Dataset items
▶
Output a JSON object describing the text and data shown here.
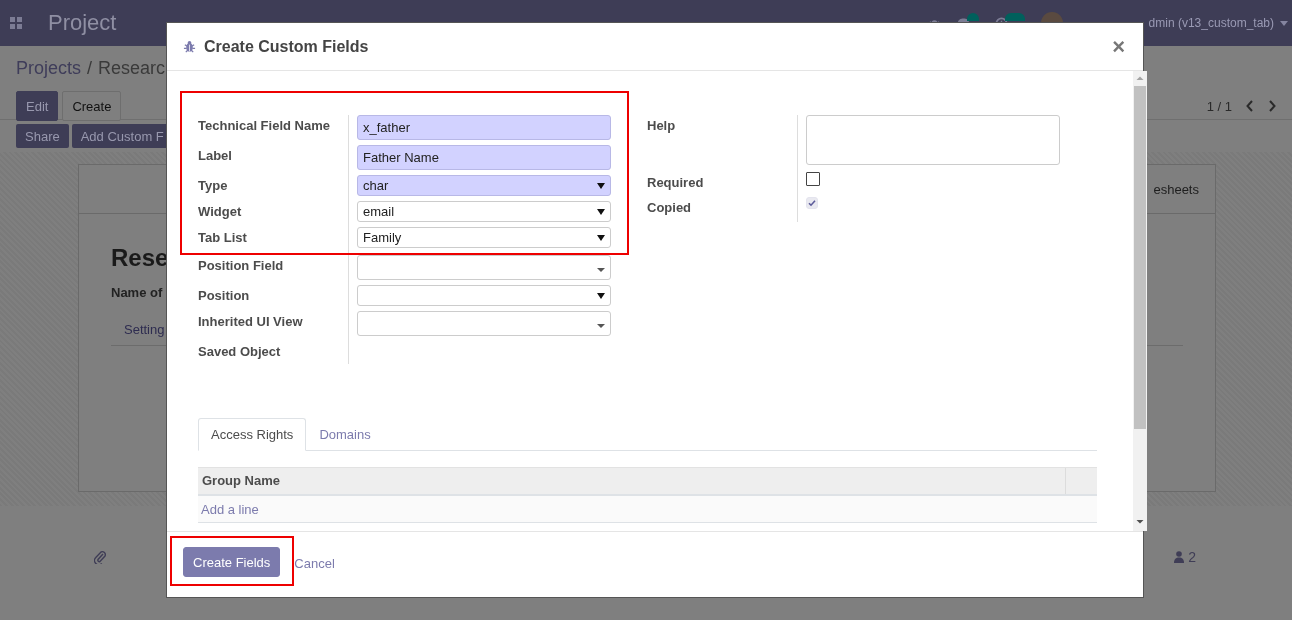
{
  "navbar": {
    "app_title": "Project",
    "user": "dmin (v13_custom_tab)"
  },
  "control_panel": {
    "breadcrumb": [
      "Projects",
      "Researc"
    ],
    "breadcrumb_separator": "/",
    "buttons": [
      {
        "label": "Edit",
        "kind": "primary"
      },
      {
        "label": "Create",
        "kind": "secondary"
      }
    ],
    "actions": [
      "Share",
      "Add Custom F"
    ],
    "pager": "1 / 1"
  },
  "sheet": {
    "title": "Rese",
    "name_label": "Name of",
    "tab": "Setting",
    "button_box_label": "esheets"
  },
  "chatter": {
    "followers": "2"
  },
  "dialog": {
    "title": "Create Custom Fields",
    "close_symbol": "×",
    "left_fields": [
      {
        "label": "Technical Field Name",
        "kind": "text",
        "value": "x_father",
        "required": true,
        "highlighted": true
      },
      {
        "label": "Label",
        "kind": "text",
        "value": "Father Name",
        "required": true,
        "highlighted": true
      },
      {
        "label": "Type",
        "kind": "select",
        "value": "char",
        "required": true,
        "highlighted": true
      },
      {
        "label": "Widget",
        "kind": "select",
        "value": "email",
        "required": false,
        "highlighted": true
      },
      {
        "label": "Tab List",
        "kind": "select",
        "value": "Family",
        "required": false,
        "highlighted": true
      },
      {
        "label": "Position Field",
        "kind": "many2one",
        "required": false,
        "highlighted": false
      },
      {
        "label": "Position",
        "kind": "select",
        "required": false,
        "highlighted": false
      },
      {
        "label": "Inherited UI View",
        "kind": "many2one",
        "required": false,
        "highlighted": false
      },
      {
        "label": "Saved Object",
        "kind": "none",
        "highlighted": false
      }
    ],
    "right_fields": [
      {
        "label": "Help",
        "kind": "textarea"
      },
      {
        "label": "Required",
        "kind": "checkbox",
        "checked": false,
        "disabled": false
      },
      {
        "label": "Copied",
        "kind": "checkbox",
        "checked": true,
        "disabled": true
      }
    ],
    "tabs": [
      {
        "label": "Access Rights",
        "selected": true
      },
      {
        "label": "Domains",
        "selected": false
      }
    ],
    "table": {
      "columns": [
        "Group Name"
      ],
      "add_line": "Add a line"
    },
    "buttons": [
      {
        "label": "Create Fields",
        "kind": "primary",
        "highlighted": true
      },
      {
        "label": "Cancel",
        "kind": "link",
        "highlighted": false
      }
    ]
  }
}
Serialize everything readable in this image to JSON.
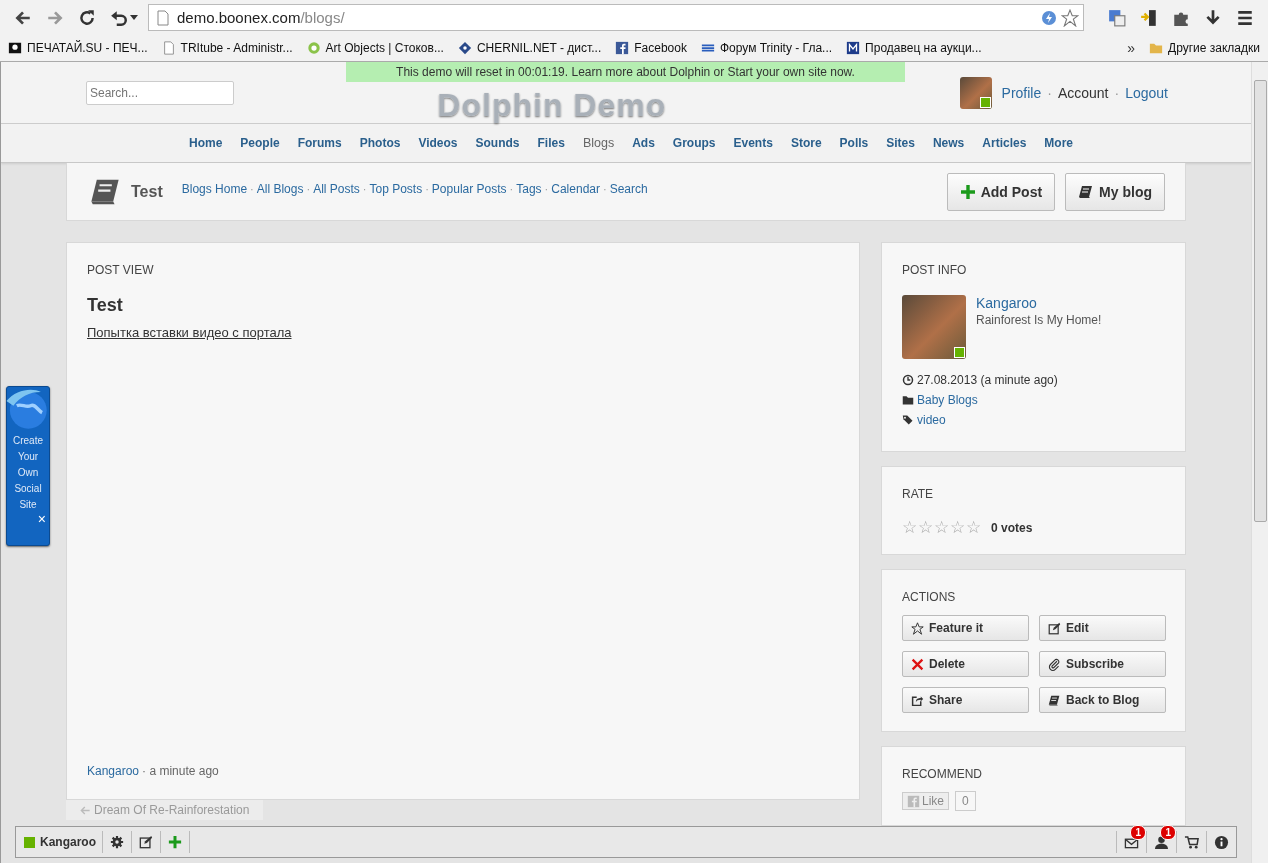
◀
Written problem: Leave out the pictures and transcribe the entries above exactly.

Full output:
Output a JSON object describing the text and data shown here.
{
  "navbar": {
    "app_title": "Project",
    "user": "dmin (v13_custom_tab)"
  },
  "control_panel": {
    "breadcrumb": [
      "Projects",
      "Researc"
    ],
    "breadcrumb_separator": "/",
    "buttons": [
      {
        "label": "Edit",
        "kind": "primary"
      },
      {
        "label": "Create",
        "kind": "secondary"
      }
    ],
    "actions": [
      "Share",
      "Add Custom F"
    ],
    "pager": "1 / 1"
  },
  "sheet": {
    "title": "Rese",
    "name_label": "Name of",
    "tab": "Setting",
    "button_box_label": "esheets"
  },
  "chatter": {
    "followers": "2"
  },
  "dialog": {
    "title": "Create Custom Fields",
    "close_symbol": "×",
    "left_fields": [
      {
        "label": "Technical Field Name",
        "kind": "text",
        "value": "x_father",
        "required": true,
        "highlighted": true
      },
      {
        "label": "Label",
        "kind": "text",
        "value": "Father Name",
        "required": true,
        "highlighted": true
      },
      {
        "label": "Type",
        "kind": "select",
        "value": "char",
        "required": true,
        "highlighted": true
      },
      {
        "label": "Widget",
        "kind": "select",
        "value": "email",
        "required": false,
        "highlighted": true
      },
      {
        "label": "Tab List",
        "kind": "select",
        "value": "Family",
        "required": false,
        "highlighted": true
      },
      {
        "label": "Position Field",
        "kind": "many2one",
        "required": false,
        "highlighted": false
      },
      {
        "label": "Position",
        "kind": "select",
        "required": false,
        "highlighted": false
      },
      {
        "label": "Inherited UI View",
        "kind": "many2one",
        "required": false,
        "highlighted": false
      },
      {
        "label": "Saved Object",
        "kind": "none",
        "highlighted": false
      }
    ],
    "right_fields": [
      {
        "label": "Help",
        "kind": "textarea"
      },
      {
        "label": "Required",
        "kind": "checkbox",
        "checked": false,
        "disabled": false
      },
      {
        "label": "Copied",
        "kind": "checkbox",
        "checked": true,
        "disabled": true
      }
    ],
    "tabs": [
      {
        "label": "Access Rights",
        "selected": true
      },
      {
        "label": "Domains",
        "selected": false
      }
    ],
    "table": {
      "columns": [
        "Group Name"
      ],
      "add_line": "Add a line"
    },
    "buttons": [
      {
        "label": "Create Fields",
        "kind": "primary",
        "highlighted": true
      },
      {
        "label": "Cancel",
        "kind": "link",
        "highlighted": false
      }
    ]
  }
}
Serialize everything readable in this image to JSON.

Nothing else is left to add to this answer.